(Saved data entries)
* * * * * * * * *

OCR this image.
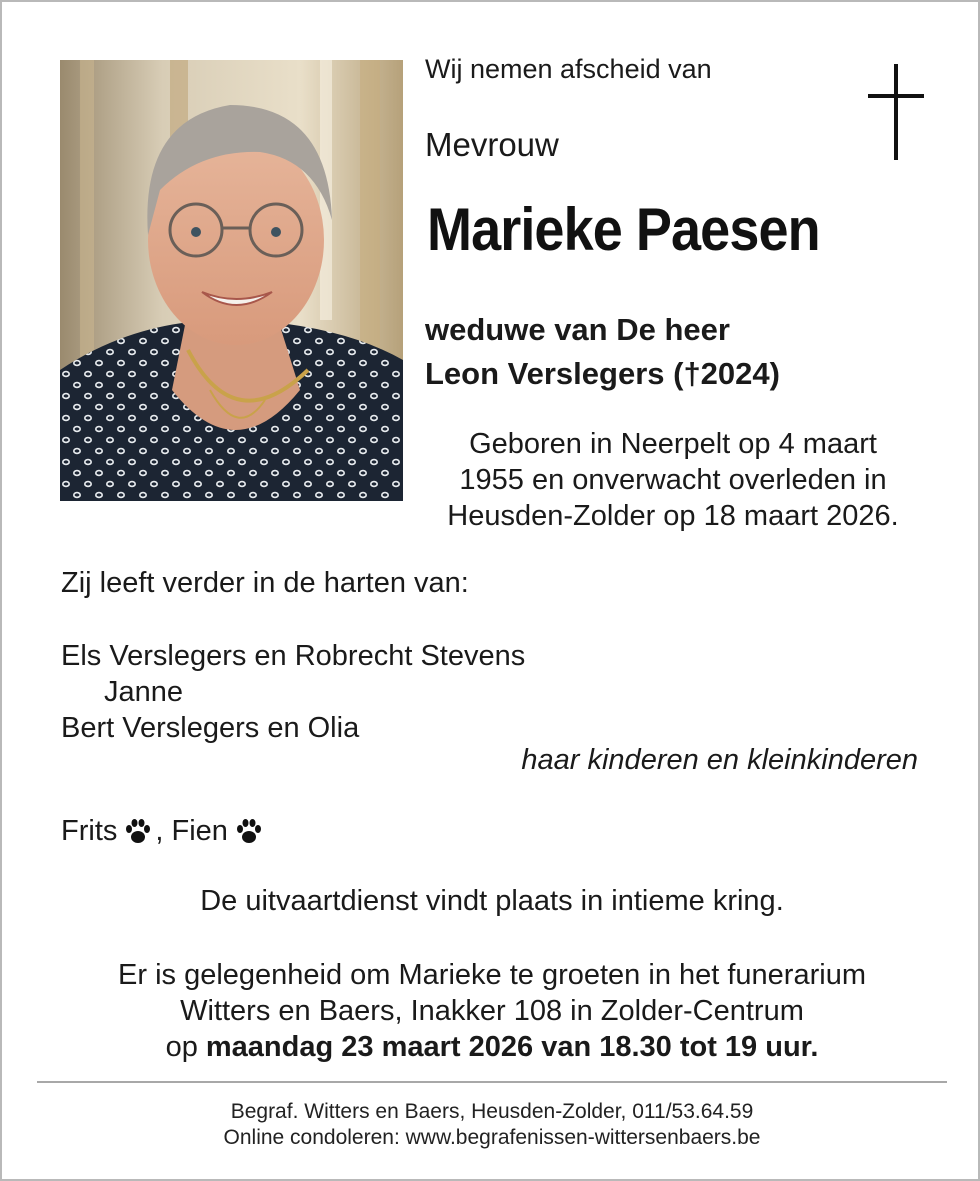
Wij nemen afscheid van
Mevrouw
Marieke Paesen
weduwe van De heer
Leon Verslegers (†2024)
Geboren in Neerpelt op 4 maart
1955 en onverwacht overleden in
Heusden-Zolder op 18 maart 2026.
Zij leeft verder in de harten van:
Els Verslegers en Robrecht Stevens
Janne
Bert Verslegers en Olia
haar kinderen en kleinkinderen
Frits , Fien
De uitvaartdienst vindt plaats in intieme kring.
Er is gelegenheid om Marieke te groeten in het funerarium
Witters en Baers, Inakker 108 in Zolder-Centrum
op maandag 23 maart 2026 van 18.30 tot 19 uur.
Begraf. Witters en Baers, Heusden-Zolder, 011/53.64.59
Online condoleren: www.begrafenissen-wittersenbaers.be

* * * * * * * * *

What is being asked:
Which lines in the records above contain the string "maart"? Copy each one.

Complete output:
Geboren in Neerpelt op 4 maart
Heusden-Zolder op 18 maart 2026.
op maandag 23 maart 2026 van 18.30 tot 19 uur.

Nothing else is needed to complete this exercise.